Very simply, DC side ground fault detection cannot detect a ground fault on the AC side. (That is the one thing in this discussion that I'm pretty certain of, I'll defer to others on the rest, generally.) Therefore if there is a ground fault in some a piece of equipment - let's say a load, or a piece of distribution equipment in between the inverter and the GFP - there is no independent GFP from the inverter as a source of current.

You have a point that the 'for equipment' language of the exception is quite vauge as to which equipment and where it might be located. However, ground fault detection requirements for the DC side of things are pretty clear in 690. And this is article 705. That strongly implies we're talking about the AC output current of inverters and equipment on the AC side.

I've never had an inspector call us on this. But it doesn't come up very often since it's mainly supply-side connections in a switchboard.

Perhaps the inspectors aren't aware of the code requirement, or don't understand it better than those of us here. This is relatively rare, as you state, and also rather esoteric and into-the-weeds of how this stuff works.

 

[ggunn]

Perhaps the inspectors aren't aware of the code requirement, or don't understand it better than those of us here. This is relatively rare, as you state, and also rather esoteric and into-the-weeds of how this stuff works.

Connecting a commercial PV system on the load side of a panel or switchboard that has an OCPD with GFP is not rare in my world; this is not an academic question for me. Ever since our consultant recommended that we specify GFP on backfed breakers in such a situation I have been doing so, but an outside design house we are using for some projects is pushing back on it.

 

[GoldDigger]

Connecting a commercial PV system on the load side of a panel or switchboard that has an OCPD with GFP is not rare in my world; this is not an academic question for me. Ever since our consultant recommended that we specify GFP on backfed breakers in such a situation I have been doing so, but an outside design house we are using for some projects is pushing back on it.

DIRECTIONS FOR THIS TASK:
Continue the ground fault protection thread from its last post. The entries that follow are separate material and have no connection to the ground fault protection thread.

(Entries from a dataset)

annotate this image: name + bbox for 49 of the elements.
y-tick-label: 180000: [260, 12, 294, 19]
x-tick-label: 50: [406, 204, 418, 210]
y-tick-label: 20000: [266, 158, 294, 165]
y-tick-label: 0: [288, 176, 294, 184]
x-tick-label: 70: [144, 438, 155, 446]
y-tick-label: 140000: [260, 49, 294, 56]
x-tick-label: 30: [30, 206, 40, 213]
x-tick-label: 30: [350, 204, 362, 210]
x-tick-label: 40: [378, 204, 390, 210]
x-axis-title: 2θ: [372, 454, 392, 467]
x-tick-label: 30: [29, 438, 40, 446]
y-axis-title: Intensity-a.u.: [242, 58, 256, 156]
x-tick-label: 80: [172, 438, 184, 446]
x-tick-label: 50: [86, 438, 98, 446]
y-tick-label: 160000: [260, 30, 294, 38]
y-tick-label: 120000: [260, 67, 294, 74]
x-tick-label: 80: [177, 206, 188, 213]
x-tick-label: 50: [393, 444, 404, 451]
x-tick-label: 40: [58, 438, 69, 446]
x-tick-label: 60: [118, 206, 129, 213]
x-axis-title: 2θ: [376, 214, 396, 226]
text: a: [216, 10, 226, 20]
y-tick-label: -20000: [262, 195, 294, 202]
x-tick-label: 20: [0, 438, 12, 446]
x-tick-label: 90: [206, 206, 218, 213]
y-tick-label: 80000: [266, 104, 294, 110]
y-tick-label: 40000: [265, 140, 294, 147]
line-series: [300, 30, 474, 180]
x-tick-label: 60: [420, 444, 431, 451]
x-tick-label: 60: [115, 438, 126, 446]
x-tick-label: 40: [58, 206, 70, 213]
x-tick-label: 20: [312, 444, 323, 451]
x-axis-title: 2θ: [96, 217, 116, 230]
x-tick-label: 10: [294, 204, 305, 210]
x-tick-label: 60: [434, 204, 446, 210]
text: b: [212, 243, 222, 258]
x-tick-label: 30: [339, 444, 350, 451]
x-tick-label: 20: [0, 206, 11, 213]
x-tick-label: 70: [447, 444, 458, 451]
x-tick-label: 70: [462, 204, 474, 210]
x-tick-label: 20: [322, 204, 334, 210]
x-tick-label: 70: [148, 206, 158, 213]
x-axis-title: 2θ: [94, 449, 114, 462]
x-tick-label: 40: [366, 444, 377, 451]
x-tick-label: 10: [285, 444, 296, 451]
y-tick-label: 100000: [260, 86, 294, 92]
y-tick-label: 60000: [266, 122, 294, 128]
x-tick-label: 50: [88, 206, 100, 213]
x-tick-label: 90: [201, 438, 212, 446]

OUTPUT FOR THIS EXERCISE:
My only concern is that the breaker may have line and load sides identified, in which case it would not be permitted for backfeeding even if the source of the backfeed is a line interactive inverter and the GF function would still work properly.
If identified with LINE and LOAD, you may need a document from the manufacturer stating that it is suitable for backfeeding despite that labelling.

 

[PWDickerson]

I have run into this twice, and in both instances we installed a separate GFP device between the backfeed breaker and the inverter.

As JB has stated, solar inverters have ground fault protection on their DC side, but not on their AC side, so the built-in GFP in the inverter cannot be used to satisfy the 705.32 exception.

Seems to me that if a ground fault were to occur, the main breaker would trip, which would cause the solar inverter to shut down, and it wouldn't be a source of current into the fault, and so should be excepted from the requirement.

I am curious to see the solutions presented by others that routinely design larger systems and so run into this problem frequently.

 

[pv_n00b]

Yes, the inverter OCPD requires GFP if the main OCPD has GFP. It's not that big a deal, unless you are using smaller CBs where GFP is just not available. In that case, it falls under NEC 90.4 and the AHJ can make an allowance for equipment that is not available.

 

[ggunn]

I have run into this twice, and in both instances we installed a separate GFP device between the backfeed breaker and the inverter.

As JB has stated, solar inverters have ground fault protection on their DC side, but not on their AC side, so the built-in GFP in the inverter cannot be used to satisfy the 705.32 exception.

Seems to me that if a ground fault were to occur, the main breaker would trip, which would cause the solar inverter to shut down, and it wouldn't be a source of current into the fault, and so should be excepted from the requirement.

I am curious to see the solutions presented by others that routinely design larger systems and so run into this problem frequently.

Here is the respnse we got from SMA:

"...our CORE1 inverters (and probably most non-isolated inverters) detect ground faults by differential current that arises whether the fault is on the DC or AC side of the inverter. This should meet the intent of 705.32 that generation equipment connected on the load side of a GFP device should itself have ground fault protection to prevent it from feeding current into a ground fault."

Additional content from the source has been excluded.